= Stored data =
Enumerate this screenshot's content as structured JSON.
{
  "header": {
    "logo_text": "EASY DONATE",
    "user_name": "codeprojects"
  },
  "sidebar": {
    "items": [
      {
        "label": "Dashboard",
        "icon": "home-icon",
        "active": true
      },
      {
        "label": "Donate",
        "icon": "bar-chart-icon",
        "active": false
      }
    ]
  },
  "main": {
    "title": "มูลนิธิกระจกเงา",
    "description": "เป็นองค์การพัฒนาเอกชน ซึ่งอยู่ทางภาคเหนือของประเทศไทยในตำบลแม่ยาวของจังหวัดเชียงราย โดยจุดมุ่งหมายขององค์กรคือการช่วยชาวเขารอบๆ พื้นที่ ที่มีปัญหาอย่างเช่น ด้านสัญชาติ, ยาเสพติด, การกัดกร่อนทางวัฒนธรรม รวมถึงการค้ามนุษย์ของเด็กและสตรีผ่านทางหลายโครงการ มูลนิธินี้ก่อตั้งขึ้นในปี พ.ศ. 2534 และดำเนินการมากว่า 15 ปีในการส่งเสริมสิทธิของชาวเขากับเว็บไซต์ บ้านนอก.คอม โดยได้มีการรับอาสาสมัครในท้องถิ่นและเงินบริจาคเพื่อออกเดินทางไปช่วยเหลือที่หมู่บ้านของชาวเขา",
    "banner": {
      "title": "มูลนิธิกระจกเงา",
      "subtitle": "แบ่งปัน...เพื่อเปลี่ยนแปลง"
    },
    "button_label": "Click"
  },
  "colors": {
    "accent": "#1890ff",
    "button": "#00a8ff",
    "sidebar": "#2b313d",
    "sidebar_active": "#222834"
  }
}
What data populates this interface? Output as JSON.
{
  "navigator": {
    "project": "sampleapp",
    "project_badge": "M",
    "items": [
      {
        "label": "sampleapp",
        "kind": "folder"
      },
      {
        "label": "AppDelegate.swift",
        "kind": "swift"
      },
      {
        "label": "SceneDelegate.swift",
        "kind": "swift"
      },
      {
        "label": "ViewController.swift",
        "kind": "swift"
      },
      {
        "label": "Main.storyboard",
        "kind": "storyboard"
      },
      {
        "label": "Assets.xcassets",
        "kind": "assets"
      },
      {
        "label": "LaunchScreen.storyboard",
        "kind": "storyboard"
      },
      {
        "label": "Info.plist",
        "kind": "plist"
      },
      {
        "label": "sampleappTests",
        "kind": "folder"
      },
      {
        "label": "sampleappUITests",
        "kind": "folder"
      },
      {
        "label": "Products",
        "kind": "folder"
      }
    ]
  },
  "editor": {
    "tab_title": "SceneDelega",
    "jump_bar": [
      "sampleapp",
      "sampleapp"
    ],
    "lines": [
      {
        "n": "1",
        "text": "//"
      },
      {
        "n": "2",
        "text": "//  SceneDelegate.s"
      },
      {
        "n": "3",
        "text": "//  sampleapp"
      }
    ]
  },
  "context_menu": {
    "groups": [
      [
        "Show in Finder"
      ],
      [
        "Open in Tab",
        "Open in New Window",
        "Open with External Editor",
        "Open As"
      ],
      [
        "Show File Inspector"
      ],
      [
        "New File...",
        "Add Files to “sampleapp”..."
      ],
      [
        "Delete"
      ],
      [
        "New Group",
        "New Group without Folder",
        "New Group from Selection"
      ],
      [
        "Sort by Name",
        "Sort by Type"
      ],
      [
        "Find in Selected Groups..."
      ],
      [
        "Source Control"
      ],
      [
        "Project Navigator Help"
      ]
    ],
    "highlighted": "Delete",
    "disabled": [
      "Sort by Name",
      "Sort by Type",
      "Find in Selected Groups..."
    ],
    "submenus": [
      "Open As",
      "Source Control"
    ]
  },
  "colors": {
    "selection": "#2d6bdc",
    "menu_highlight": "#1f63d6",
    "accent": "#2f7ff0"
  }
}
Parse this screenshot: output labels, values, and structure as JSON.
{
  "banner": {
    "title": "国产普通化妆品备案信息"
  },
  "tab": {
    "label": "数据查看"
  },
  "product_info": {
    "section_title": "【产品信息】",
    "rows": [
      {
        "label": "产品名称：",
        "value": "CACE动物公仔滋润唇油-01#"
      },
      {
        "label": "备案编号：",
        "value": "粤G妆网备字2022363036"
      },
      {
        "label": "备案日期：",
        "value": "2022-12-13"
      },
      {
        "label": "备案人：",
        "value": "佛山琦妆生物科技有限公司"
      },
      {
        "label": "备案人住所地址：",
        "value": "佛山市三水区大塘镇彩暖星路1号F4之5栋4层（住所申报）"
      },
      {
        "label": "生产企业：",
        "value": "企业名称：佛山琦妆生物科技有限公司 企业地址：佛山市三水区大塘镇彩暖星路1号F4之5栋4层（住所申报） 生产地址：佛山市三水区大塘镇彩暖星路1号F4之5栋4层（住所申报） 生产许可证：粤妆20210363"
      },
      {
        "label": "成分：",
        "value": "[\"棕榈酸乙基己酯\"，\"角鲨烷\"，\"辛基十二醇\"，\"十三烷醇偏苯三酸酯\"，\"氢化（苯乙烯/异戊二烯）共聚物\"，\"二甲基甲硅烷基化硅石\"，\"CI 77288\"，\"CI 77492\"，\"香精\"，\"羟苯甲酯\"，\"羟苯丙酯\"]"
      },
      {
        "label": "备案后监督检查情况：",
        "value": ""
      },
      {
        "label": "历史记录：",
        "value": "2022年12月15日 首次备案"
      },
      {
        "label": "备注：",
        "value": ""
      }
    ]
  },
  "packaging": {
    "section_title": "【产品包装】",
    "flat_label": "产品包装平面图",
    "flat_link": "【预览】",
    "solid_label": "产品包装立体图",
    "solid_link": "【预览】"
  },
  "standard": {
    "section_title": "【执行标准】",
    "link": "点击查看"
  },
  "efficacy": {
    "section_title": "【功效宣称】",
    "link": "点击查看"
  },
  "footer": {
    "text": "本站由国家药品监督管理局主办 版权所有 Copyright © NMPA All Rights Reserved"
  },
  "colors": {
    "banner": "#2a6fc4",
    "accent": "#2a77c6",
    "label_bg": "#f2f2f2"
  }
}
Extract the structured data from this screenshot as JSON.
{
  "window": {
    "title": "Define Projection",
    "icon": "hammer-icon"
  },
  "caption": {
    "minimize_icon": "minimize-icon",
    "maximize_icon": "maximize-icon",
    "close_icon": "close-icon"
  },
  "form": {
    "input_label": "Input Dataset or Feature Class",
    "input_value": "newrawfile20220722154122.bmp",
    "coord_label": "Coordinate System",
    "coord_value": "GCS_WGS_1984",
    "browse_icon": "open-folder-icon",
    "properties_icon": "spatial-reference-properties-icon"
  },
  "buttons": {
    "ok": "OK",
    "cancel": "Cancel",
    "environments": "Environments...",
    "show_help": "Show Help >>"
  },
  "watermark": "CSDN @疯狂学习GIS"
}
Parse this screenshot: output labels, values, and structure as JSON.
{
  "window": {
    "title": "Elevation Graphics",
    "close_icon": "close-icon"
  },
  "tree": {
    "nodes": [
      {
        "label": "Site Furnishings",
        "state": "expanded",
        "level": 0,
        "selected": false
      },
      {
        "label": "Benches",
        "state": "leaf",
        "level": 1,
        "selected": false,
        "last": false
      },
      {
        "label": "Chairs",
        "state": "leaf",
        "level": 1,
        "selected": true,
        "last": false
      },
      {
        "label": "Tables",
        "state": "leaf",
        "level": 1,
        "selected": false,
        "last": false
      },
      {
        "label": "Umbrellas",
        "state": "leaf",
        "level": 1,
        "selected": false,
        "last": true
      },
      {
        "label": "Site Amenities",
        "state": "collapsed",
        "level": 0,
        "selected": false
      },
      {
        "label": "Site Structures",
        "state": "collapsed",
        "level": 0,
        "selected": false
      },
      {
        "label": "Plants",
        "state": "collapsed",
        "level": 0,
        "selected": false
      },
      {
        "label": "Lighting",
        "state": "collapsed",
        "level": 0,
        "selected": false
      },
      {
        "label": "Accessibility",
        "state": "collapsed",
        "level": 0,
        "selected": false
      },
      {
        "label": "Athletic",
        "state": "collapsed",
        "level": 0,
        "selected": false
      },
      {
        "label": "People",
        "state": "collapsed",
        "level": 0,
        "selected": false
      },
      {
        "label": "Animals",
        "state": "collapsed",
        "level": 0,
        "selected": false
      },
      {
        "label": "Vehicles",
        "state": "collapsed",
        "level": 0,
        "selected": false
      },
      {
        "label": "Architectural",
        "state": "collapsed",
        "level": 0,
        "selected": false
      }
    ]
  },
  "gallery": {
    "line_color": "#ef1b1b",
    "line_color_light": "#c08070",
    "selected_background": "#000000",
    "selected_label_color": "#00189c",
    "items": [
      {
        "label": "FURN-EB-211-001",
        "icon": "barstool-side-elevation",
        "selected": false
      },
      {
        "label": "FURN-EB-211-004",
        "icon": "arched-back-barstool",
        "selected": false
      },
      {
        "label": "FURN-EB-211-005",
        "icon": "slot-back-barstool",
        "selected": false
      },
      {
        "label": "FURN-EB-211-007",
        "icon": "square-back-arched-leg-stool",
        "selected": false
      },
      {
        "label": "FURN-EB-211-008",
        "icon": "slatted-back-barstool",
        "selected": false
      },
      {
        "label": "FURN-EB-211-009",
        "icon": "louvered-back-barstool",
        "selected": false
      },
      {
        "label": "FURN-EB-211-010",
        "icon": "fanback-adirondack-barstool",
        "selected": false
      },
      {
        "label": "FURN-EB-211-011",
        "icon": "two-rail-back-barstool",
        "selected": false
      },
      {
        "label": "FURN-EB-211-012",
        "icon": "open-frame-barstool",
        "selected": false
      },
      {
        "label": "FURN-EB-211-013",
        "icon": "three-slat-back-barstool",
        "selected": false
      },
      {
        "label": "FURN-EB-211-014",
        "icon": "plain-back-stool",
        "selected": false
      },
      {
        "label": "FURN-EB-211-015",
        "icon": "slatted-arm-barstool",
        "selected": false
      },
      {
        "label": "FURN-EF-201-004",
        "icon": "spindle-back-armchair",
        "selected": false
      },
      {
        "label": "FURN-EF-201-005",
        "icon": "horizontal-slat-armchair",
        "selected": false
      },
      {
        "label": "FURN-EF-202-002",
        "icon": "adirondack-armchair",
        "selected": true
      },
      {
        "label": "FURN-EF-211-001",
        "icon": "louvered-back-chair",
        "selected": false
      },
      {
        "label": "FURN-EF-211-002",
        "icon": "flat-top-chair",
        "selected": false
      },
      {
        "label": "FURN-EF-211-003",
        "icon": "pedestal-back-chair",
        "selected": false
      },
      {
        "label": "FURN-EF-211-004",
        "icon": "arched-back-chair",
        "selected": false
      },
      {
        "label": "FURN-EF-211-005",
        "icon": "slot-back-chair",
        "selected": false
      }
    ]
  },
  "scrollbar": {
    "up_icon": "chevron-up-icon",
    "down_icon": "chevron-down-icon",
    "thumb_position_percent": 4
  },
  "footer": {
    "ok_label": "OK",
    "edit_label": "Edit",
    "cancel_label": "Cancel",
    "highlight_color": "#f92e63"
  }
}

= What is needed =
Which lines hold the string "กระจกเงา"? Copy all of them from the data above.

= Problem solution =
    "title": "มูลนิธิกระจกเงา",
      "title": "มูลนิธิกระจกเงา",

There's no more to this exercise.